▶ Instructions to follow:
From the listing below, copy every line with the word "regime".

Data items
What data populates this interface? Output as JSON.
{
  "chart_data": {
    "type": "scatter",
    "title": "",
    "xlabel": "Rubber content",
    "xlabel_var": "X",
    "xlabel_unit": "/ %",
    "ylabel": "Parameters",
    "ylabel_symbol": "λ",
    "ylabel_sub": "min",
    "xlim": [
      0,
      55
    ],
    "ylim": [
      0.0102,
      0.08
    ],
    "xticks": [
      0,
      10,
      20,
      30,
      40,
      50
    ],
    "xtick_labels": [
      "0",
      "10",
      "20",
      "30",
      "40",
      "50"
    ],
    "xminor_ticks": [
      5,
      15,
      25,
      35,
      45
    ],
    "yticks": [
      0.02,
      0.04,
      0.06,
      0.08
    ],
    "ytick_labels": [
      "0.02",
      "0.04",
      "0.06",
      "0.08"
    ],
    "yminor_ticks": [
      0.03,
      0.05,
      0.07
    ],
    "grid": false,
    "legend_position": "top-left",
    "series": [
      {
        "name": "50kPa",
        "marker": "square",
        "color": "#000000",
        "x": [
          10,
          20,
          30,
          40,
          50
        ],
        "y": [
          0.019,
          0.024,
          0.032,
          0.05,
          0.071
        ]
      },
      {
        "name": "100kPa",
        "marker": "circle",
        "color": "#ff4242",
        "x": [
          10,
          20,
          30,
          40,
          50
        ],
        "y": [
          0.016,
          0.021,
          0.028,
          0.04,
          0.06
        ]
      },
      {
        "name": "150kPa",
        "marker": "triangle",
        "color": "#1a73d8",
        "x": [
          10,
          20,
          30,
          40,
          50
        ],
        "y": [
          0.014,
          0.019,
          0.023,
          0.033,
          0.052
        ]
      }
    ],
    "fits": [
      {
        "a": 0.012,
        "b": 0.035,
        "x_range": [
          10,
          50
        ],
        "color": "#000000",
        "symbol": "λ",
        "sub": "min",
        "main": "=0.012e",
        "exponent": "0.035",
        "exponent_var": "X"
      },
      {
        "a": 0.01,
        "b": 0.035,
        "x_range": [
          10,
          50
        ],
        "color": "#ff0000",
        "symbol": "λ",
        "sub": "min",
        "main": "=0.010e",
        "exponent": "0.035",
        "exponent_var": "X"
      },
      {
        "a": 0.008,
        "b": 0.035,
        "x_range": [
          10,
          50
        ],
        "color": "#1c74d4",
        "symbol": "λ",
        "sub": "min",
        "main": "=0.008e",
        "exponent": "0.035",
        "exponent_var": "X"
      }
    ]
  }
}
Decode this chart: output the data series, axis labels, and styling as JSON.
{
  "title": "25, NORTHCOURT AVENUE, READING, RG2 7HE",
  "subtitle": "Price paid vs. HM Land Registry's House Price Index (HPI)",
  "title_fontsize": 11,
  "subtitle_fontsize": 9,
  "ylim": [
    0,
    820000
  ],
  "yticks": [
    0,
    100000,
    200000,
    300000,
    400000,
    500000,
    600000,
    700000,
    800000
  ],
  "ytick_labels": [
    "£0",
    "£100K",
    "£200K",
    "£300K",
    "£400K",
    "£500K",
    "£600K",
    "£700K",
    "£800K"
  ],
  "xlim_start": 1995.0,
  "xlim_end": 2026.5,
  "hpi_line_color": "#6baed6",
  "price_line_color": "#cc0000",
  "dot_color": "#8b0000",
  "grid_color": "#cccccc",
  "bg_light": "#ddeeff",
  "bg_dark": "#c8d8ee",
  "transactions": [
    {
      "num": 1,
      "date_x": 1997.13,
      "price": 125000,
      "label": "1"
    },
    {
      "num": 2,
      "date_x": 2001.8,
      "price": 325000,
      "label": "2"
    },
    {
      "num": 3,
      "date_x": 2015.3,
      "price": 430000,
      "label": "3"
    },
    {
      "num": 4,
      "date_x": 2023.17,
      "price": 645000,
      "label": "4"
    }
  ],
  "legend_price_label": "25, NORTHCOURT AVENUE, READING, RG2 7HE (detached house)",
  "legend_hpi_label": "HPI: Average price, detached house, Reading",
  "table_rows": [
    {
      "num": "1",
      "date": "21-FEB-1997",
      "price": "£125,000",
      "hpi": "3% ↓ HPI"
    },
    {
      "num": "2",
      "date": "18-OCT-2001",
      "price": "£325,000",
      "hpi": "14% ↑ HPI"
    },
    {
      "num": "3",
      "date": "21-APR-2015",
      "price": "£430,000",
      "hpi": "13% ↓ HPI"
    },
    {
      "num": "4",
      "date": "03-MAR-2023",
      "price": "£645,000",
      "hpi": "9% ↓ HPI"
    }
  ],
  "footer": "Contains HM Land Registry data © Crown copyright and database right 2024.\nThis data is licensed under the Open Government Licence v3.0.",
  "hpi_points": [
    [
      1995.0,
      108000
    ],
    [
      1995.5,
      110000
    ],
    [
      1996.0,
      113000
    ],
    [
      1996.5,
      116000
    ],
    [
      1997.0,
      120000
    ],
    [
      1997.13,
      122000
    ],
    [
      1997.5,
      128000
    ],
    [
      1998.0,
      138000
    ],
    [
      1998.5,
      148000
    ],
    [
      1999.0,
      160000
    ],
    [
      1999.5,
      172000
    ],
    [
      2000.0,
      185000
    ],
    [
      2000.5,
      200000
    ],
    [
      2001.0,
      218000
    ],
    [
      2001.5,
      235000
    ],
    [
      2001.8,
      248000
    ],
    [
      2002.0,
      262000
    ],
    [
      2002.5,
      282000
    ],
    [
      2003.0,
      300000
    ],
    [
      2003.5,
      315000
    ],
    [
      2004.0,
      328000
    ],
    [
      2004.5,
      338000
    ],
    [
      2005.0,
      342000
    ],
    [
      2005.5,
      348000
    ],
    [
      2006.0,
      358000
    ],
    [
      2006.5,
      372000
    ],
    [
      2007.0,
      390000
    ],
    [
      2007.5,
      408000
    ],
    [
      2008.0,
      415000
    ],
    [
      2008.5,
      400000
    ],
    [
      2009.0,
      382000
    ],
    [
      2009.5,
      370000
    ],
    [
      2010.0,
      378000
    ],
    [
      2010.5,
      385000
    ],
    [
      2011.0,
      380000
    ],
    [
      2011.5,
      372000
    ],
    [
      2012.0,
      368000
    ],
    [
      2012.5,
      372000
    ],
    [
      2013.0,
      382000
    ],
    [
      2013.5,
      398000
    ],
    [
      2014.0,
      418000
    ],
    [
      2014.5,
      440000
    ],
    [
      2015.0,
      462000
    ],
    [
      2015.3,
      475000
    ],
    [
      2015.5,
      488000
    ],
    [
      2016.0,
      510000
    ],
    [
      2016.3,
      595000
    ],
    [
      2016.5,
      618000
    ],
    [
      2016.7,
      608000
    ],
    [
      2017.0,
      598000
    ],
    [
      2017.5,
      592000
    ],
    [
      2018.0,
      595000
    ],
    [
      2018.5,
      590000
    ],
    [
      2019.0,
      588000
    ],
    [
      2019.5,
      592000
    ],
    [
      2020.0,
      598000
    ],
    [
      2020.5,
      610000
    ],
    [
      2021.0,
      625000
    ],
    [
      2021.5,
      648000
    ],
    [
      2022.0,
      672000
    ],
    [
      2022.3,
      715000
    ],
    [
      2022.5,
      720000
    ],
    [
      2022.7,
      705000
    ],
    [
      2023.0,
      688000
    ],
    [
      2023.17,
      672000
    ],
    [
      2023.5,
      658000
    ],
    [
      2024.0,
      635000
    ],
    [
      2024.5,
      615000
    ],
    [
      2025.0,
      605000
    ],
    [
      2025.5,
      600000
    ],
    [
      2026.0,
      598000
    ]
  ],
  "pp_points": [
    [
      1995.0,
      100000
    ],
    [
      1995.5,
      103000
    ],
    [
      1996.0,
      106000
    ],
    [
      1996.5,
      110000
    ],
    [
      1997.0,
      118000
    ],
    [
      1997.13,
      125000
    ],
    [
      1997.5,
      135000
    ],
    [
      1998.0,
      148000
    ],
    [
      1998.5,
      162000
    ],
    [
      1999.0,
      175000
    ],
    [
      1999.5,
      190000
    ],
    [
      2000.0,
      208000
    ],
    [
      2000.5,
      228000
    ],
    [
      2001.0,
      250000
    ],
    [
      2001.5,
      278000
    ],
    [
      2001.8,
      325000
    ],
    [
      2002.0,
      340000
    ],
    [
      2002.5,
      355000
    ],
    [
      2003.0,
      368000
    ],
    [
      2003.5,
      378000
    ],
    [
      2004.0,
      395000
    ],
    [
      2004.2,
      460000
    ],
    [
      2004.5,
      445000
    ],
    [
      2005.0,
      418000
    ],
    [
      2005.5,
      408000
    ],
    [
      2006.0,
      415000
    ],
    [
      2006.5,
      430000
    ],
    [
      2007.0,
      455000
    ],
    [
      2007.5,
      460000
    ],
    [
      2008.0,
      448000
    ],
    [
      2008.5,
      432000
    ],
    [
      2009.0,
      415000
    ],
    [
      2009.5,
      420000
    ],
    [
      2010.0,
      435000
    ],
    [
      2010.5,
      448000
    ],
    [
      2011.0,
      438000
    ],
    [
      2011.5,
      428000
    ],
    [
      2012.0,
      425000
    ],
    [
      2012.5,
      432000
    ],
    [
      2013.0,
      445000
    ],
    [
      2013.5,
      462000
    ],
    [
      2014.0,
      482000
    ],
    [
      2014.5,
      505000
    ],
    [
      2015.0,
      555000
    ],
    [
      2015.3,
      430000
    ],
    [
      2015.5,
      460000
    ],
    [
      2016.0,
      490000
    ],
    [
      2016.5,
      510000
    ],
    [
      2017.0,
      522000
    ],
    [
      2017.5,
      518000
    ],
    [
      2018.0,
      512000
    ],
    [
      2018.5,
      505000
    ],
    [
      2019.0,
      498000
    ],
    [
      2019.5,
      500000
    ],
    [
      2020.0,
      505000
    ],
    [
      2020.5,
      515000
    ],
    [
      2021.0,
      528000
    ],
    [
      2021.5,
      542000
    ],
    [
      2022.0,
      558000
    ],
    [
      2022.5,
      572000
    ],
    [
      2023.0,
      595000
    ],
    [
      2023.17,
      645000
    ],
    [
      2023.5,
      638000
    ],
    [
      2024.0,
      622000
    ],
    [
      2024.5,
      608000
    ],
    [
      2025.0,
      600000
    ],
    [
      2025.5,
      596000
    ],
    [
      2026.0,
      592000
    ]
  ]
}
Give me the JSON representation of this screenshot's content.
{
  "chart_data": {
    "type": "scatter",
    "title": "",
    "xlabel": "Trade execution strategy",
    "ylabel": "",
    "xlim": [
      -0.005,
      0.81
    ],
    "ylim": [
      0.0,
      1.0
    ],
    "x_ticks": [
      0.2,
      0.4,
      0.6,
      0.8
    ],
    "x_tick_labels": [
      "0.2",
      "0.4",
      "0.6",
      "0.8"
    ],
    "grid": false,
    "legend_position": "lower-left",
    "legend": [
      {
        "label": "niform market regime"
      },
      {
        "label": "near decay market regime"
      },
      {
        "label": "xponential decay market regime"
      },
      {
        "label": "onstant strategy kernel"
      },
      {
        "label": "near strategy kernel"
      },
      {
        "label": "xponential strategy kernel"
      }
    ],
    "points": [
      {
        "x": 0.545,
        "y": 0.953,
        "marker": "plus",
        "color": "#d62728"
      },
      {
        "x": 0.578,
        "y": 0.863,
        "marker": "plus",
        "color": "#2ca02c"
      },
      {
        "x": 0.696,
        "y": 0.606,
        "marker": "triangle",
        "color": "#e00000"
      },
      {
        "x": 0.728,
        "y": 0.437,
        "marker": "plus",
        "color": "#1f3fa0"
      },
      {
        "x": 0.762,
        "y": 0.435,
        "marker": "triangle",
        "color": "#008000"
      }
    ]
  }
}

▶ Complete response:
        "label": "niform market regime"
        "label": "near decay market regime"
        "label": "xponential decay market regime"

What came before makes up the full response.